What you should do — Reproduce all of the data that follows, character for character.

[BEGIN Dataset extract]

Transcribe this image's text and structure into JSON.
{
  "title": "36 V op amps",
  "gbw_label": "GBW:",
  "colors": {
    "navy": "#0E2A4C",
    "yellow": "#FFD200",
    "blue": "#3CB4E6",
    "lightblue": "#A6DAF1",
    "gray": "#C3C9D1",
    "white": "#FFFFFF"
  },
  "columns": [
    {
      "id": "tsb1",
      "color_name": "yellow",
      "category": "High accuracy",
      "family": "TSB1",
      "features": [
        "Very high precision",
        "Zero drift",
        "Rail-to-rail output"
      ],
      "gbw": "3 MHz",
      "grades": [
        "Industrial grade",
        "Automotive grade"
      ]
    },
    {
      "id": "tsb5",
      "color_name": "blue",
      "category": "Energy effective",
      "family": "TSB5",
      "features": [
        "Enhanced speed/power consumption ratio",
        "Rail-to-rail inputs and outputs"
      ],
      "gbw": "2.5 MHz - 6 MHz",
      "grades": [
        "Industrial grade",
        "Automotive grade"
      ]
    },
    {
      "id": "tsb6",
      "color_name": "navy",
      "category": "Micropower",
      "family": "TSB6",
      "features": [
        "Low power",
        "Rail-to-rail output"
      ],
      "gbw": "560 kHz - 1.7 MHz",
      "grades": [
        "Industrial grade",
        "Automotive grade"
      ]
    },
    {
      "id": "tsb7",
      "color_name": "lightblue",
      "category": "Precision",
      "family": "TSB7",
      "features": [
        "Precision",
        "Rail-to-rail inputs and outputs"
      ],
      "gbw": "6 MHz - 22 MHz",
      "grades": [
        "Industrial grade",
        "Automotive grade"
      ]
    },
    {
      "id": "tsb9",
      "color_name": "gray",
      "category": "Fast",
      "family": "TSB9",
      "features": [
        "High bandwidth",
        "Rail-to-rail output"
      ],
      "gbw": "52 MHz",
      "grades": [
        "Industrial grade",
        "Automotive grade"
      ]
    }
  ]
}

[END Dataset extract]

Task response —
Transcribe this image's text and structure into JSON.
{
  "title": "36 V op amps",
  "gbw_label": "GBW:",
  "colors": {
    "navy": "#0E2A4C",
    "yellow": "#FFD200",
    "blue": "#3CB4E6",
    "lightblue": "#A6DAF1",
    "gray": "#C3C9D1",
    "white": "#FFFFFF"
  },
  "columns": [
    {
      "id": "tsb1",
      "color_name": "yellow",
      "category": "High accuracy",
      "family": "TSB1",
      "features": [
        "Very high precision",
        "Zero drift",
        "Rail-to-rail output"
      ],
      "gbw": "3 MHz",
      "grades": [
        "Industrial grade",
        "Automotive grade"
      ]
    },
    {
      "id": "tsb5",
      "color_name": "blue",
      "category": "Energy effective",
      "family": "TSB5",
      "features": [
        "Enhanced speed/power consumption ratio",
        "Rail-to-rail inputs and outputs"
      ],
      "gbw": "2.5 MHz - 6 MHz",
      "grades": [
        "Industrial grade",
        "Automotive grade"
      ]
    },
    {
      "id": "tsb6",
      "color_name": "navy",
      "category": "Micropower",
      "family": "TSB6",
      "features": [
        "Low power",
        "Rail-to-rail output"
      ],
      "gbw": "560 kHz - 1.7 MHz",
      "grades": [
        "Industrial grade",
        "Automotive grade"
      ]
    },
    {
      "id": "tsb7",
      "color_name": "lightblue",
      "category": "Precision",
      "family": "TSB7",
      "features": [
        "Precision",
        "Rail-to-rail inputs and outputs"
      ],
      "gbw": "6 MHz - 22 MHz",
      "grades": [
        "Industrial grade",
        "Automotive grade"
      ]
    },
    {
      "id": "tsb9",
      "color_name": "gray",
      "category": "Fast",
      "family": "TSB9",
      "features": [
        "High bandwidth",
        "Rail-to-rail output"
      ],
      "gbw": "52 MHz",
      "grades": [
        "Industrial grade",
        "Automotive grade"
      ]
    }
  ]
}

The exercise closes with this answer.